■ What the task requires
Write out all of the data without omission, exactly as shown.

::: Input for this task

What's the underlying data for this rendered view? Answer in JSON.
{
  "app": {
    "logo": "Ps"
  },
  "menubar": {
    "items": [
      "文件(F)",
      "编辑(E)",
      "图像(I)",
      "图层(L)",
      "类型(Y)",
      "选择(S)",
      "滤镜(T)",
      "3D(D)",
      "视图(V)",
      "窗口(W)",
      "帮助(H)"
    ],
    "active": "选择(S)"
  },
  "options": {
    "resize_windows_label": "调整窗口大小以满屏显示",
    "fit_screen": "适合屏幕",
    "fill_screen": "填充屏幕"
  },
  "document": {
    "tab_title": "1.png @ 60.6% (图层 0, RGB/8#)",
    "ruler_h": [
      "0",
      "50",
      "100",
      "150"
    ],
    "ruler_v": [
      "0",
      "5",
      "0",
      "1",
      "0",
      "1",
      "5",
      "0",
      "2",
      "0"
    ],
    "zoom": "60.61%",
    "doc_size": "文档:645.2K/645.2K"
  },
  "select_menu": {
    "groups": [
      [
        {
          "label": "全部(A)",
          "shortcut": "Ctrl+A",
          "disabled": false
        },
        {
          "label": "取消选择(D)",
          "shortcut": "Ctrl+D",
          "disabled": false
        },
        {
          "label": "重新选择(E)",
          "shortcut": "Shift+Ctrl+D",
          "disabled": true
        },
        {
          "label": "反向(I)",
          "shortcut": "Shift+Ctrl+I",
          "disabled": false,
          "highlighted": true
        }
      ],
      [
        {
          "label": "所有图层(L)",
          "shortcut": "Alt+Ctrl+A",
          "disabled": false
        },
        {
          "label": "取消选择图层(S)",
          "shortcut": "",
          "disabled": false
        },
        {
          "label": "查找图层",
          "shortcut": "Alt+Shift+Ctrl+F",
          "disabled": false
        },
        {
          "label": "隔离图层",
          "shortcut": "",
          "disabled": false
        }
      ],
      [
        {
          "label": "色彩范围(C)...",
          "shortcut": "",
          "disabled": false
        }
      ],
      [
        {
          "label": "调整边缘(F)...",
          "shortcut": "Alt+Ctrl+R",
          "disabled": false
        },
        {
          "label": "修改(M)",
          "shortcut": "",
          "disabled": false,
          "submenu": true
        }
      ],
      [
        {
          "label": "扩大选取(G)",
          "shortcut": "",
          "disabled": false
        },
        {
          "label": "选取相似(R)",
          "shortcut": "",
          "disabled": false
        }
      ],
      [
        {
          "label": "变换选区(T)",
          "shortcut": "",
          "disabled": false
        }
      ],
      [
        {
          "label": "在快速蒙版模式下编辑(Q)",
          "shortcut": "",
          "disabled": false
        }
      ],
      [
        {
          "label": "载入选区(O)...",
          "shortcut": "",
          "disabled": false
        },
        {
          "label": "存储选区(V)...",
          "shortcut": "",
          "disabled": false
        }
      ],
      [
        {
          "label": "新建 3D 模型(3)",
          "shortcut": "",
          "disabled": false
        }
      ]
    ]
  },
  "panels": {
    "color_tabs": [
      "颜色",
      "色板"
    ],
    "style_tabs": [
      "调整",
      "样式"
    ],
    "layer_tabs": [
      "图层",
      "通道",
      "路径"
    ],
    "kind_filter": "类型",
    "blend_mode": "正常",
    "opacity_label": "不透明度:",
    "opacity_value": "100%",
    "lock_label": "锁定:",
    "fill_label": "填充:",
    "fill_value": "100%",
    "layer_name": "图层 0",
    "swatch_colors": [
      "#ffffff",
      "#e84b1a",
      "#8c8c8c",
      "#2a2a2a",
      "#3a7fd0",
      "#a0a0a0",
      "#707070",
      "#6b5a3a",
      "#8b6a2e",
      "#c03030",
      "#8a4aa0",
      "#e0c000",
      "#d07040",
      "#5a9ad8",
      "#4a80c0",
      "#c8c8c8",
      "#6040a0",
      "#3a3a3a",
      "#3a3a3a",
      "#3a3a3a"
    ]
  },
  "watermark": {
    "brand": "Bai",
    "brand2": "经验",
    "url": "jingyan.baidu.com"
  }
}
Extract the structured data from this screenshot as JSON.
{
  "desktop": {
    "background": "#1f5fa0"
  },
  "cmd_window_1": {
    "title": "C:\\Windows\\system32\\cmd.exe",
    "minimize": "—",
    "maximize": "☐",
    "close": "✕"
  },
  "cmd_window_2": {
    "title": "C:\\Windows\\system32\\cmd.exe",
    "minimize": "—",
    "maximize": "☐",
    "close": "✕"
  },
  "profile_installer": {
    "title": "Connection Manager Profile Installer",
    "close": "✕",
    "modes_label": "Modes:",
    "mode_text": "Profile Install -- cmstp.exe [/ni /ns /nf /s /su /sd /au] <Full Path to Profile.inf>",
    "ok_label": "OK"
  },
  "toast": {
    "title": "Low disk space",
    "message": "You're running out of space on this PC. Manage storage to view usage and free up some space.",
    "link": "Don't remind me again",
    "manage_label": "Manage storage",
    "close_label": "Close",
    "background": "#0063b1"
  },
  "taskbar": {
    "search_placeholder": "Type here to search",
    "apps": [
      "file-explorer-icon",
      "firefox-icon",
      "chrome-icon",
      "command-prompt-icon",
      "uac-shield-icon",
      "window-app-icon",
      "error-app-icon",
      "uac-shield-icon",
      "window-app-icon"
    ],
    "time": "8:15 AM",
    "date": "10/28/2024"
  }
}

::::::

■ Answer in full
What's the underlying data for this rendered view? Answer in JSON.
{
  "app": {
    "logo": "Ps"
  },
  "menubar": {
    "items": [
      "文件(F)",
      "编辑(E)",
      "图像(I)",
      "图层(L)",
      "类型(Y)",
      "选择(S)",
      "滤镜(T)",
      "3D(D)",
      "视图(V)",
      "窗口(W)",
      "帮助(H)"
    ],
    "active": "选择(S)"
  },
  "options": {
    "resize_windows_label": "调整窗口大小以满屏显示",
    "fit_screen": "适合屏幕",
    "fill_screen": "填充屏幕"
  },
  "document": {
    "tab_title": "1.png @ 60.6% (图层 0, RGB/8#)",
    "ruler_h": [
      "0",
      "50",
      "100",
      "150"
    ],
    "ruler_v": [
      "0",
      "5",
      "0",
      "1",
      "0",
      "1",
      "5",
      "0",
      "2",
      "0"
    ],
    "zoom": "60.61%",
    "doc_size": "文档:645.2K/645.2K"
  },
  "select_menu": {
    "groups": [
      [
        {
          "label": "全部(A)",
          "shortcut": "Ctrl+A",
          "disabled": false
        },
        {
          "label": "取消选择(D)",
          "shortcut": "Ctrl+D",
          "disabled": false
        },
        {
          "label": "重新选择(E)",
          "shortcut": "Shift+Ctrl+D",
          "disabled": true
        },
        {
          "label": "反向(I)",
          "shortcut": "Shift+Ctrl+I",
          "disabled": false,
          "highlighted": true
        }
      ],
      [
        {
          "label": "所有图层(L)",
          "shortcut": "Alt+Ctrl+A",
          "disabled": false
        },
        {
          "label": "取消选择图层(S)",
          "shortcut": "",
          "disabled": false
        },
        {
          "label": "查找图层",
          "shortcut": "Alt+Shift+Ctrl+F",
          "disabled": false
        },
        {
          "label": "隔离图层",
          "shortcut": "",
          "disabled": false
        }
      ],
      [
        {
          "label": "色彩范围(C)...",
          "shortcut": "",
          "disabled": false
        }
      ],
      [
        {
          "label": "调整边缘(F)...",
          "shortcut": "Alt+Ctrl+R",
          "disabled": false
        },
        {
          "label": "修改(M)",
          "shortcut": "",
          "disabled": false,
          "submenu": true
        }
      ],
      [
        {
          "label": "扩大选取(G)",
          "shortcut": "",
          "disabled": false
        },
        {
          "label": "选取相似(R)",
          "shortcut": "",
          "disabled": false
        }
      ],
      [
        {
          "label": "变换选区(T)",
          "shortcut": "",
          "disabled": false
        }
      ],
      [
        {
          "label": "在快速蒙版模式下编辑(Q)",
          "shortcut": "",
          "disabled": false
        }
      ],
      [
        {
          "label": "载入选区(O)...",
          "shortcut": "",
          "disabled": false
        },
        {
          "label": "存储选区(V)...",
          "shortcut": "",
          "disabled": false
        }
      ],
      [
        {
          "label": "新建 3D 模型(3)",
          "shortcut": "",
          "disabled": false
        }
      ]
    ]
  },
  "panels": {
    "color_tabs": [
      "颜色",
      "色板"
    ],
    "style_tabs": [
      "调整",
      "样式"
    ],
    "layer_tabs": [
      "图层",
      "通道",
      "路径"
    ],
    "kind_filter": "类型",
    "blend_mode": "正常",
    "opacity_label": "不透明度:",
    "opacity_value": "100%",
    "lock_label": "锁定:",
    "fill_label": "填充:",
    "fill_value": "100%",
    "layer_name": "图层 0",
    "swatch_colors": [
      "#ffffff",
      "#e84b1a",
      "#8c8c8c",
      "#2a2a2a",
      "#3a7fd0",
      "#a0a0a0",
      "#707070",
      "#6b5a3a",
      "#8b6a2e",
      "#c03030",
      "#8a4aa0",
      "#e0c000",
      "#d07040",
      "#5a9ad8",
      "#4a80c0",
      "#c8c8c8",
      "#6040a0",
      "#3a3a3a",
      "#3a3a3a",
      "#3a3a3a"
    ]
  },
  "watermark": {
    "brand": "Bai",
    "brand2": "经验",
    "url": "jingyan.baidu.com"
  }
}
Extract the structured data from this screenshot as JSON.
{
  "desktop": {
    "background": "#1f5fa0"
  },
  "cmd_window_1": {
    "title": "C:\\Windows\\system32\\cmd.exe",
    "minimize": "—",
    "maximize": "☐",
    "close": "✕"
  },
  "cmd_window_2": {
    "title": "C:\\Windows\\system32\\cmd.exe",
    "minimize": "—",
    "maximize": "☐",
    "close": "✕"
  },
  "profile_installer": {
    "title": "Connection Manager Profile Installer",
    "close": "✕",
    "modes_label": "Modes:",
    "mode_text": "Profile Install -- cmstp.exe [/ni /ns /nf /s /su /sd /au] <Full Path to Profile.inf>",
    "ok_label": "OK"
  },
  "toast": {
    "title": "Low disk space",
    "message": "You're running out of space on this PC. Manage storage to view usage and free up some space.",
    "link": "Don't remind me again",
    "manage_label": "Manage storage",
    "close_label": "Close",
    "background": "#0063b1"
  },
  "taskbar": {
    "search_placeholder": "Type here to search",
    "apps": [
      "file-explorer-icon",
      "firefox-icon",
      "chrome-icon",
      "command-prompt-icon",
      "uac-shield-icon",
      "window-app-icon",
      "error-app-icon",
      "uac-shield-icon",
      "window-app-icon"
    ],
    "time": "8:15 AM",
    "date": "10/28/2024"
  }
}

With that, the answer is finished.